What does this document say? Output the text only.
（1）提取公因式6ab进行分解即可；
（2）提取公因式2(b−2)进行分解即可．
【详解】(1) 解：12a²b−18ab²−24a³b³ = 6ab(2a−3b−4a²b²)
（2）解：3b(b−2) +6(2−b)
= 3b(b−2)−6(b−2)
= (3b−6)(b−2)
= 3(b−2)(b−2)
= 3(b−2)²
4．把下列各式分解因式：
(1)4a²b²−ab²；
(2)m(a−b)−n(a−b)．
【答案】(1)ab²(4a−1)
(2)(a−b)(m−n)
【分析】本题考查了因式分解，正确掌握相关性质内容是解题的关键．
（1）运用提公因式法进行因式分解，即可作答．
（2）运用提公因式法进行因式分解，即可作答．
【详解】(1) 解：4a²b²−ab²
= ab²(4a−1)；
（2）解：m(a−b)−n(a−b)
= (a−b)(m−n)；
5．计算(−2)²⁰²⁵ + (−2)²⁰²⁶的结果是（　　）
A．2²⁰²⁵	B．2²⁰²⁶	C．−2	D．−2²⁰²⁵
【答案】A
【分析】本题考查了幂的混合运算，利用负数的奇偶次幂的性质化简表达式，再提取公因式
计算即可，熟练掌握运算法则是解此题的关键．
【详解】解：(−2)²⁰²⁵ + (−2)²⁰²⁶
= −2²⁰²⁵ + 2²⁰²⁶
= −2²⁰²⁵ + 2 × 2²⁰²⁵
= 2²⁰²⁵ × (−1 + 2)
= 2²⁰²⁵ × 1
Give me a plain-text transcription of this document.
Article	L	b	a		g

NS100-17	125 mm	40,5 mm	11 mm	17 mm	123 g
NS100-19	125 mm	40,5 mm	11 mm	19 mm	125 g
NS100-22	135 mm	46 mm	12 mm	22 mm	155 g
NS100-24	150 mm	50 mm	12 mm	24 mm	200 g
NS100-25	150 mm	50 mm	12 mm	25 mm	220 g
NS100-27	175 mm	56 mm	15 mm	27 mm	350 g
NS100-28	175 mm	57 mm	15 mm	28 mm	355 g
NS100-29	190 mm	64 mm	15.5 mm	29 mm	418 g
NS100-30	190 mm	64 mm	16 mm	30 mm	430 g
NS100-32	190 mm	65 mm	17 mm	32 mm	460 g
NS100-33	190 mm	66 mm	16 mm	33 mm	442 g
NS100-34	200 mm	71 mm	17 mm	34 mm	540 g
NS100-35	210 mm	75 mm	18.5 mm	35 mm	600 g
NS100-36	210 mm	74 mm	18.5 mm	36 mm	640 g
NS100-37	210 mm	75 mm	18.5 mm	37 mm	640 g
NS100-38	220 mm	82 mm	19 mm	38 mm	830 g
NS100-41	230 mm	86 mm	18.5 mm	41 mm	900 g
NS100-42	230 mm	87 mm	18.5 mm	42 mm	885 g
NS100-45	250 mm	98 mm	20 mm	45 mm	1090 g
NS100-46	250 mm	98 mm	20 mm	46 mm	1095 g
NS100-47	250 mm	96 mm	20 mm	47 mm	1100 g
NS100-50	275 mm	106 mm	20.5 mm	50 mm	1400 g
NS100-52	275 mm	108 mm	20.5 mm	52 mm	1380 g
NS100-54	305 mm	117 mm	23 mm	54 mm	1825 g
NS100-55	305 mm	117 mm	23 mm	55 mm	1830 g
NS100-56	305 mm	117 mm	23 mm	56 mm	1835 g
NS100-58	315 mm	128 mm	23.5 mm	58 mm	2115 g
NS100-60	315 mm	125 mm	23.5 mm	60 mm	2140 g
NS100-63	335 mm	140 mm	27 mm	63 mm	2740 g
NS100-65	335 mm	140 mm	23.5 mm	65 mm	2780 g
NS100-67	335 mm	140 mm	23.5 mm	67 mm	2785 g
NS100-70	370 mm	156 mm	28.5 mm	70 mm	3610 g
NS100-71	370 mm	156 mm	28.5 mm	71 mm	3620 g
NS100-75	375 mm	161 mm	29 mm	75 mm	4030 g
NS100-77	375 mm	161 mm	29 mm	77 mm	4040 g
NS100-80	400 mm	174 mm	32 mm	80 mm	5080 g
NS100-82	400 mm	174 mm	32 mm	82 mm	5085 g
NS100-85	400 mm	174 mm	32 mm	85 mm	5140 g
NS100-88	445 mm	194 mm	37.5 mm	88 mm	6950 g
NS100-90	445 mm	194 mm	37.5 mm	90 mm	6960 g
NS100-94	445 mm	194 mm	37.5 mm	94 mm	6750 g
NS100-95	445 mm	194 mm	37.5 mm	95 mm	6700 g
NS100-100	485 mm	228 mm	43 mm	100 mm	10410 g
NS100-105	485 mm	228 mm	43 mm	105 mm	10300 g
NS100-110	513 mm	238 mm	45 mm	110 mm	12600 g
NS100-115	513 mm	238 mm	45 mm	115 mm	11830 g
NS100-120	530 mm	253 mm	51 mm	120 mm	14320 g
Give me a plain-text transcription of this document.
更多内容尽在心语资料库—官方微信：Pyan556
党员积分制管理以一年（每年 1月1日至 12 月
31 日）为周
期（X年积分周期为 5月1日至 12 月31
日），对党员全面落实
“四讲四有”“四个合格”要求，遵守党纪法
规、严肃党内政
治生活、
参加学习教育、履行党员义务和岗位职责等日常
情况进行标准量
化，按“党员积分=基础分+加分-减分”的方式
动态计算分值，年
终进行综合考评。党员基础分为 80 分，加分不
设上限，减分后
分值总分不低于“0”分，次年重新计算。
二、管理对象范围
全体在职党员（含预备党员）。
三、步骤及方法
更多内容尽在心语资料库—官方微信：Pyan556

★ ★ ★ ★ ★

### WHAT IS BEING ASKED
Print out the whole listing exactly as it appears.

### RESULT OF THIS EXERCISE
What does this document say? Output the text only.
（1）提取公因式6ab进行分解即可；
（2）提取公因式2(b−2)进行分解即可．
【详解】(1) 解：12a²b−18ab²−24a³b³ = 6ab(2a−3b−4a²b²)
（2）解：3b(b−2) +6(2−b)
= 3b(b−2)−6(b−2)
= (3b−6)(b−2)
= 3(b−2)(b−2)
= 3(b−2)²
4．把下列各式分解因式：
(1)4a²b²−ab²；
(2)m(a−b)−n(a−b)．
【答案】(1)ab²(4a−1)
(2)(a−b)(m−n)
【分析】本题考查了因式分解，正确掌握相关性质内容是解题的关键．
（1）运用提公因式法进行因式分解，即可作答．
（2）运用提公因式法进行因式分解，即可作答．
【详解】(1) 解：4a²b²−ab²
= ab²(4a−1)；
（2）解：m(a−b)−n(a−b)
= (a−b)(m−n)；
5．计算(−2)²⁰²⁵ + (−2)²⁰²⁶的结果是（　　）
A．2²⁰²⁵	B．2²⁰²⁶	C．−2	D．−2²⁰²⁵
【答案】A
【分析】本题考查了幂的混合运算，利用负数的奇偶次幂的性质化简表达式，再提取公因式
计算即可，熟练掌握运算法则是解此题的关键．
【详解】解：(−2)²⁰²⁵ + (−2)²⁰²⁶
= −2²⁰²⁵ + 2²⁰²⁶
= −2²⁰²⁵ + 2 × 2²⁰²⁵
= 2²⁰²⁵ × (−1 + 2)
= 2²⁰²⁵ × 1
Give me a plain-text transcription of this document.
Article	L	b	a		g

NS100-17	125 mm	40,5 mm	11 mm	17 mm	123 g
NS100-19	125 mm	40,5 mm	11 mm	19 mm	125 g
NS100-22	135 mm	46 mm	12 mm	22 mm	155 g
NS100-24	150 mm	50 mm	12 mm	24 mm	200 g
NS100-25	150 mm	50 mm	12 mm	25 mm	220 g
NS100-27	175 mm	56 mm	15 mm	27 mm	350 g
NS100-28	175 mm	57 mm	15 mm	28 mm	355 g
NS100-29	190 mm	64 mm	15.5 mm	29 mm	418 g
NS100-30	190 mm	64 mm	16 mm	30 mm	430 g
NS100-32	190 mm	65 mm	17 mm	32 mm	460 g
NS100-33	190 mm	66 mm	16 mm	33 mm	442 g
NS100-34	200 mm	71 mm	17 mm	34 mm	540 g
NS100-35	210 mm	75 mm	18.5 mm	35 mm	600 g
NS100-36	210 mm	74 mm	18.5 mm	36 mm	640 g
NS100-37	210 mm	75 mm	18.5 mm	37 mm	640 g
NS100-38	220 mm	82 mm	19 mm	38 mm	830 g
NS100-41	230 mm	86 mm	18.5 mm	41 mm	900 g
NS100-42	230 mm	87 mm	18.5 mm	42 mm	885 g
NS100-45	250 mm	98 mm	20 mm	45 mm	1090 g
NS100-46	250 mm	98 mm	20 mm	46 mm	1095 g
NS100-47	250 mm	96 mm	20 mm	47 mm	1100 g
NS100-50	275 mm	106 mm	20.5 mm	50 mm	1400 g
NS100-52	275 mm	108 mm	20.5 mm	52 mm	1380 g
NS100-54	305 mm	117 mm	23 mm	54 mm	1825 g
NS100-55	305 mm	117 mm	23 mm	55 mm	1830 g
NS100-56	305 mm	117 mm	23 mm	56 mm	1835 g
NS100-58	315 mm	128 mm	23.5 mm	58 mm	2115 g
NS100-60	315 mm	125 mm	23.5 mm	60 mm	2140 g
NS100-63	335 mm	140 mm	27 mm	63 mm	2740 g
NS100-65	335 mm	140 mm	23.5 mm	65 mm	2780 g
NS100-67	335 mm	140 mm	23.5 mm	67 mm	2785 g
NS100-70	370 mm	156 mm	28.5 mm	70 mm	3610 g
NS100-71	370 mm	156 mm	28.5 mm	71 mm	3620 g
NS100-75	375 mm	161 mm	29 mm	75 mm	4030 g
NS100-77	375 mm	161 mm	29 mm	77 mm	4040 g
NS100-80	400 mm	174 mm	32 mm	80 mm	5080 g
NS100-82	400 mm	174 mm	32 mm	82 mm	5085 g
NS100-85	400 mm	174 mm	32 mm	85 mm	5140 g
NS100-88	445 mm	194 mm	37.5 mm	88 mm	6950 g
NS100-90	445 mm	194 mm	37.5 mm	90 mm	6960 g
NS100-94	445 mm	194 mm	37.5 mm	94 mm	6750 g
NS100-95	445 mm	194 mm	37.5 mm	95 mm	6700 g
NS100-100	485 mm	228 mm	43 mm	100 mm	10410 g
NS100-105	485 mm	228 mm	43 mm	105 mm	10300 g
NS100-110	513 mm	238 mm	45 mm	110 mm	12600 g
NS100-115	513 mm	238 mm	45 mm	115 mm	11830 g
NS100-120	530 mm	253 mm	51 mm	120 mm	14320 g
Give me a plain-text transcription of this document.
更多内容尽在心语资料库—官方微信：Pyan556
党员积分制管理以一年（每年 1月1日至 12 月
31 日）为周
期（X年积分周期为 5月1日至 12 月31
日），对党员全面落实
“四讲四有”“四个合格”要求，遵守党纪法
规、严肃党内政
治生活、
参加学习教育、履行党员义务和岗位职责等日常
情况进行标准量
化，按“党员积分=基础分+加分-减分”的方式
动态计算分值，年
终进行综合考评。党员基础分为 80 分，加分不
设上限，减分后
分值总分不低于“0”分，次年重新计算。
二、管理对象范围
全体在职党员（含预备党员）。
三、步骤及方法
更多内容尽在心语资料库—官方微信：Pyan556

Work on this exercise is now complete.